* Material for the task:
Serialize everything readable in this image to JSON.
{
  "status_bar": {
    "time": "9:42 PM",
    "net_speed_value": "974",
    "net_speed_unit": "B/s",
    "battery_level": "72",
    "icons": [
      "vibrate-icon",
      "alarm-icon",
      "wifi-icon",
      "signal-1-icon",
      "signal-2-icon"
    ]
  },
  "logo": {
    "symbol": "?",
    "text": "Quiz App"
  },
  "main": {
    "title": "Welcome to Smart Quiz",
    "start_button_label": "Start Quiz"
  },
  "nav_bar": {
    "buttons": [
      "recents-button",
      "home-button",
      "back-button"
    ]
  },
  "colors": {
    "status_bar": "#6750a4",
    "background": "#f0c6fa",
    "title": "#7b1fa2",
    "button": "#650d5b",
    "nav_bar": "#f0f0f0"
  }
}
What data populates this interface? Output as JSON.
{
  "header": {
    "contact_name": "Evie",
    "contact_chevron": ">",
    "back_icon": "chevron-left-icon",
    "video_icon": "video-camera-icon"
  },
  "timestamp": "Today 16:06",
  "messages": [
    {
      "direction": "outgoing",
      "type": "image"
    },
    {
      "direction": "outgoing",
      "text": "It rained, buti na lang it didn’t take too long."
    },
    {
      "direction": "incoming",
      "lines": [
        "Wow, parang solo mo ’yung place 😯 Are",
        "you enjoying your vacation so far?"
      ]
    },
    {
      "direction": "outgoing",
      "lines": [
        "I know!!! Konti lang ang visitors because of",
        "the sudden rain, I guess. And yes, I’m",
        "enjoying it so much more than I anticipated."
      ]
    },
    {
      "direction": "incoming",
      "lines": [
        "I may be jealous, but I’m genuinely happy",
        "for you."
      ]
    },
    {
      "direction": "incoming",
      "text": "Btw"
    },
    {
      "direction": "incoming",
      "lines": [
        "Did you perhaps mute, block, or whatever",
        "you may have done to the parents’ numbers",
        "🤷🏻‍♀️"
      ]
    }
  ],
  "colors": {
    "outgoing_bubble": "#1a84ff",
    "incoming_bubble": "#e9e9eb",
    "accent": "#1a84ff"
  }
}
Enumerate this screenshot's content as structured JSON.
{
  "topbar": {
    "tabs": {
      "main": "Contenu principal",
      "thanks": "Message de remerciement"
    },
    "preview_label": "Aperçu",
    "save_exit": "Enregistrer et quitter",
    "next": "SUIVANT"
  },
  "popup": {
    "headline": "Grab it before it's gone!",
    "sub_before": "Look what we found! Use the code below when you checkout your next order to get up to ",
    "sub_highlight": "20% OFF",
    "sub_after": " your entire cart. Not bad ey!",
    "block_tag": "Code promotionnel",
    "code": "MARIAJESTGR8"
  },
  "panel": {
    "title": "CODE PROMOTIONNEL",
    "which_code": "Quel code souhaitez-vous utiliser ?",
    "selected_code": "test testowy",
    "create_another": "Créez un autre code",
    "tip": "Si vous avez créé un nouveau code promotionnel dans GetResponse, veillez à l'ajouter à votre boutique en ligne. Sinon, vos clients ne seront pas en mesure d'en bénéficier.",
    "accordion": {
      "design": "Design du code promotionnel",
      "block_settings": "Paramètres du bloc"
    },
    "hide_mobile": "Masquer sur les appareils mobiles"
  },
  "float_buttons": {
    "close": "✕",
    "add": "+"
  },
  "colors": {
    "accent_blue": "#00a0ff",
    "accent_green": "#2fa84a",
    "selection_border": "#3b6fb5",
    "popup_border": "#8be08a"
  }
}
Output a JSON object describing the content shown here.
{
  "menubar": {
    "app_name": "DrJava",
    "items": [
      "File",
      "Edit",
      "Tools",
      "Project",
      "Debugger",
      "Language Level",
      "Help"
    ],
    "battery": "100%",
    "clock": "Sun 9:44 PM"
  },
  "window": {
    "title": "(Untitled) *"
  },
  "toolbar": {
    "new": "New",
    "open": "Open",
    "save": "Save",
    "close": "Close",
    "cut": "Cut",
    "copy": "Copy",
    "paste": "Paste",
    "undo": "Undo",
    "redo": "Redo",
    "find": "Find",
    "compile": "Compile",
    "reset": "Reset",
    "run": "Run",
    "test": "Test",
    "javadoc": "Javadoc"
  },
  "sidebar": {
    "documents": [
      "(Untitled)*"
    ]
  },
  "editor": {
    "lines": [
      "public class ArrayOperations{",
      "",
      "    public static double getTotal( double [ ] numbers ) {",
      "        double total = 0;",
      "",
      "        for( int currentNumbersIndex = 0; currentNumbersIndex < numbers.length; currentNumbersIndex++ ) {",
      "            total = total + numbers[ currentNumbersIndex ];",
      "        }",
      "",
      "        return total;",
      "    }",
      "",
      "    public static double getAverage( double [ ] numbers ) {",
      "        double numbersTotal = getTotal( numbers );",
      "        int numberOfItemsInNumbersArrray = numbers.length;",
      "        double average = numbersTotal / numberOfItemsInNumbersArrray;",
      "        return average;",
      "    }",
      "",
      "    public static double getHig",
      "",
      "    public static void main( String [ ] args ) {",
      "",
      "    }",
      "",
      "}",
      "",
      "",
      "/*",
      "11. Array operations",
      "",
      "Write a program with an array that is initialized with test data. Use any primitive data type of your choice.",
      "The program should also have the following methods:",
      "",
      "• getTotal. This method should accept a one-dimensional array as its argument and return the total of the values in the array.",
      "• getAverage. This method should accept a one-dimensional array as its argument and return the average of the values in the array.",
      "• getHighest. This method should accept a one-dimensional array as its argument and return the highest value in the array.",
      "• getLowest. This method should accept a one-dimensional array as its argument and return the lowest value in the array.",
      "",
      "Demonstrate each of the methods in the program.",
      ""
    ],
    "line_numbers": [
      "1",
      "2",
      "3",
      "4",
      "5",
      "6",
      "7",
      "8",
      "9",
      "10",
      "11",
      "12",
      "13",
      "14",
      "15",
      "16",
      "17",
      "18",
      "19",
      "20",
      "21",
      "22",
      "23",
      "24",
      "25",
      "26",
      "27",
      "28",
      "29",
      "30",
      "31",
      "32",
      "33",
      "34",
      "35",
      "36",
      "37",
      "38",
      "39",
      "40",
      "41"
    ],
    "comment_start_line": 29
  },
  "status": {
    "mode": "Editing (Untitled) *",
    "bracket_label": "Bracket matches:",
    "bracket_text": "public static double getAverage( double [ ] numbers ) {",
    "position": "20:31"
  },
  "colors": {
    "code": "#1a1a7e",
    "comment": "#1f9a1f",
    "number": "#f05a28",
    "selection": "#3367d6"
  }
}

* Written instruction: Return all the lines that contain the string "enjoying".

* Answer to this problem:
        "you enjoying your vacation so far?"
        "enjoying it so much more than I anticipated."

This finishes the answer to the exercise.